● **WHAT TO DO**: Track down every line below that holds "beaches" and copy it.

● **WORKING DATA**:
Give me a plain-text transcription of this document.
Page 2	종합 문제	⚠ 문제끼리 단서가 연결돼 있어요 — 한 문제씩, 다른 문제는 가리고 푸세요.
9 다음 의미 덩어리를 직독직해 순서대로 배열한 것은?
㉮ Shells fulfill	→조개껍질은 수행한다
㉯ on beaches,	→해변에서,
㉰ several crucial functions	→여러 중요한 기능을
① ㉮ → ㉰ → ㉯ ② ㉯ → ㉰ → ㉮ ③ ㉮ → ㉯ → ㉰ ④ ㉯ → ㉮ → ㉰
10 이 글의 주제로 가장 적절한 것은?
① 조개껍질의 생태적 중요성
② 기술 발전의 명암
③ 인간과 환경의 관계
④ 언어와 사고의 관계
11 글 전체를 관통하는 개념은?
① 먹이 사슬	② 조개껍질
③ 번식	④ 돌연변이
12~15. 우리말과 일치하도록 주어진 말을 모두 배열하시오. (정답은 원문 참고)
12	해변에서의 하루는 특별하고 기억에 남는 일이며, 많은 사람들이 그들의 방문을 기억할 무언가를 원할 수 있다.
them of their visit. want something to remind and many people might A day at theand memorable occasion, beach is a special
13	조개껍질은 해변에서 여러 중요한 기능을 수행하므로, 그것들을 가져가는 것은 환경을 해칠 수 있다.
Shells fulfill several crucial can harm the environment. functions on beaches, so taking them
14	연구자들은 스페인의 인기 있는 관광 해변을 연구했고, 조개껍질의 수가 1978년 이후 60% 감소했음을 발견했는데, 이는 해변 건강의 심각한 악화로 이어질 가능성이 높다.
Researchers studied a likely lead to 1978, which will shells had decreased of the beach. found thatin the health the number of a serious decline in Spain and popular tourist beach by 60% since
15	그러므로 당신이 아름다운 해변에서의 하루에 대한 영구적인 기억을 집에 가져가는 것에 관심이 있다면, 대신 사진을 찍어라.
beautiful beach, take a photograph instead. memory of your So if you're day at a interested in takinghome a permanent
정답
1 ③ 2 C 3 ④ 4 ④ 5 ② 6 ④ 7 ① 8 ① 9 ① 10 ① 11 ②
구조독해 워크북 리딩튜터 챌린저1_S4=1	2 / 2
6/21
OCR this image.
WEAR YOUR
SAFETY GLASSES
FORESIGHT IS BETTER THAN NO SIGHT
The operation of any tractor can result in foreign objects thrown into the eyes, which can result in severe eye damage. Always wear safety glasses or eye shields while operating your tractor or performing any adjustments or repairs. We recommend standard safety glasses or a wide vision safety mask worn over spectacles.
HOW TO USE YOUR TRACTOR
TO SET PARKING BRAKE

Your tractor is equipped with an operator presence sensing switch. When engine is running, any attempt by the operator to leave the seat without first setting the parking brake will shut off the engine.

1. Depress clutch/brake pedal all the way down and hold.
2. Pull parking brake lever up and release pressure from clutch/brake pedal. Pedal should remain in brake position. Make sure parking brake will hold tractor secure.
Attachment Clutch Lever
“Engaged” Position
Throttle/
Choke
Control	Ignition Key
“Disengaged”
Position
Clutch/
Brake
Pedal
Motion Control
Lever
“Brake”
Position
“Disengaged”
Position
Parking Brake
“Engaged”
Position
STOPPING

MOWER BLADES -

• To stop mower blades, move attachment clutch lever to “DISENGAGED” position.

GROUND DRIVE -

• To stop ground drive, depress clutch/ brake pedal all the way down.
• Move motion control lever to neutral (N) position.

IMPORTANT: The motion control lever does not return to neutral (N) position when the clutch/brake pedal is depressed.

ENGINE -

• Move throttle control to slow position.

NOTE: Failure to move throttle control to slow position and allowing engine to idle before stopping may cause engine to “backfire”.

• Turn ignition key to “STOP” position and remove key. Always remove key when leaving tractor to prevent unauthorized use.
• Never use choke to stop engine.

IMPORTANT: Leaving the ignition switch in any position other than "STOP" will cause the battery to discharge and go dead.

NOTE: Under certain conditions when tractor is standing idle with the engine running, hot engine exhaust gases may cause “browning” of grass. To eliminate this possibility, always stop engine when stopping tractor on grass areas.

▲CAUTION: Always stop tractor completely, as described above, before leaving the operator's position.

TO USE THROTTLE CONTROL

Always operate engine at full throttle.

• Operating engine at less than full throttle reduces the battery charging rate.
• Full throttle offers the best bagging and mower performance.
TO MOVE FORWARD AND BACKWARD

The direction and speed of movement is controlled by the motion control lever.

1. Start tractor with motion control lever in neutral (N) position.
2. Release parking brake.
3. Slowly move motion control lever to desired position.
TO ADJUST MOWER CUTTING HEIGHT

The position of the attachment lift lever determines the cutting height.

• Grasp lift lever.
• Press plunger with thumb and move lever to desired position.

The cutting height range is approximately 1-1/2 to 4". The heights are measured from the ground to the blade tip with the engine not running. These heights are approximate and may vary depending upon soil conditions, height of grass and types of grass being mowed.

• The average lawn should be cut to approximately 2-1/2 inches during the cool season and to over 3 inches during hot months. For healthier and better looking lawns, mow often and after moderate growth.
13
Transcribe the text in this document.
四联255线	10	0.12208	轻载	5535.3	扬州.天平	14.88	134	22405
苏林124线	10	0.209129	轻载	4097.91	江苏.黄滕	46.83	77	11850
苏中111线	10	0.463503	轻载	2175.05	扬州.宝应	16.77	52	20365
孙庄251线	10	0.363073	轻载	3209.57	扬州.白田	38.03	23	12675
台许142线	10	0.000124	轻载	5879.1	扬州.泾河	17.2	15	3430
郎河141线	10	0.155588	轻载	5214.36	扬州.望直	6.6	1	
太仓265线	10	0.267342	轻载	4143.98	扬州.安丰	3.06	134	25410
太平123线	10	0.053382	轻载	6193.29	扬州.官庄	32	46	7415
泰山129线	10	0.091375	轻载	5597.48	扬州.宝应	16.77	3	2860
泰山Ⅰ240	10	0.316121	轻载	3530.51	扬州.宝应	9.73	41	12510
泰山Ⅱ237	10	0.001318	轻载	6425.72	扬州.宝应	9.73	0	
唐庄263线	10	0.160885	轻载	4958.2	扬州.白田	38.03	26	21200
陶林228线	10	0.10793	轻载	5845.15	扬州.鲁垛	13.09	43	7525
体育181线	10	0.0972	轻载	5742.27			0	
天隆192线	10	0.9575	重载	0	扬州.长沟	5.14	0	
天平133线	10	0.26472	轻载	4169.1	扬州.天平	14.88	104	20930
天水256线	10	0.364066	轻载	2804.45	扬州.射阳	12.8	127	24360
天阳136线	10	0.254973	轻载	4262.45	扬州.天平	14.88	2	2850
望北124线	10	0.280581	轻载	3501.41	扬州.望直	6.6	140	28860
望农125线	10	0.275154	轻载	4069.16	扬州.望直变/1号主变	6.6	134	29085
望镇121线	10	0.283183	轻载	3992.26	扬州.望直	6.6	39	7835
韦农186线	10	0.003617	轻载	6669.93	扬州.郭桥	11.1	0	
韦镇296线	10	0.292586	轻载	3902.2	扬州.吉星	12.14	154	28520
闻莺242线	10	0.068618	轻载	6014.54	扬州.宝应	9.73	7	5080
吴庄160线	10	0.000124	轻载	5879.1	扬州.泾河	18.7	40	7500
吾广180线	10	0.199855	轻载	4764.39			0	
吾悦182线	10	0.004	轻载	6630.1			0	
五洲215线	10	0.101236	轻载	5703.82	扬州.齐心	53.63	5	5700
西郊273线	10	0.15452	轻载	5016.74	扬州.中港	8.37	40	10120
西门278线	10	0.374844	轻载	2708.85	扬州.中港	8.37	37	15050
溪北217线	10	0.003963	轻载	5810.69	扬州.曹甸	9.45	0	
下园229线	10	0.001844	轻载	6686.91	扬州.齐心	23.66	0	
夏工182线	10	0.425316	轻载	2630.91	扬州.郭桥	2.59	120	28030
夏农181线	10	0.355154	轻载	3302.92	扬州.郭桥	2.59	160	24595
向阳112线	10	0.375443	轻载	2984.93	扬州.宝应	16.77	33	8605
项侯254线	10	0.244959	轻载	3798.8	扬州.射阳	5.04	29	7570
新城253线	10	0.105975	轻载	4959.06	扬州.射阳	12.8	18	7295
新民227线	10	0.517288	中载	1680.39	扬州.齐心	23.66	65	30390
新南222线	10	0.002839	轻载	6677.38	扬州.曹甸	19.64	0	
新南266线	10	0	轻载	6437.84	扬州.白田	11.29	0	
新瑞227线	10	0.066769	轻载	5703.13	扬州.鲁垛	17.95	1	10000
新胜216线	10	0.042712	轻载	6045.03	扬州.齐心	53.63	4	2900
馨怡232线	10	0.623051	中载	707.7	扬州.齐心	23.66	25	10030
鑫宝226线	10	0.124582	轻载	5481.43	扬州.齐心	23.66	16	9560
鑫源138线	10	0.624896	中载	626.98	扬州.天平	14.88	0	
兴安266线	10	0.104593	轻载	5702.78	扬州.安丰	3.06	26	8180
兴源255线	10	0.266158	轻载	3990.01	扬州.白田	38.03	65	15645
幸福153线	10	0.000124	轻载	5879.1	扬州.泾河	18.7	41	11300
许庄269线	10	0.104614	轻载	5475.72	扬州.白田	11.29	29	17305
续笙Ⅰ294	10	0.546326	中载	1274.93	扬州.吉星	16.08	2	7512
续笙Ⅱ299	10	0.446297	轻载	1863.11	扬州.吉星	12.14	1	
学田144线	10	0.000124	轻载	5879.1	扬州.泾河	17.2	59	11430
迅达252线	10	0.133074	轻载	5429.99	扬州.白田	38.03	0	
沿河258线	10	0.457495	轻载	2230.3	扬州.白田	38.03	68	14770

● **COMPLETED TASK**:
㉯ on beaches,	→해변에서,
Shells fulfill several crucial can harm the environment. functions on beaches, so taking them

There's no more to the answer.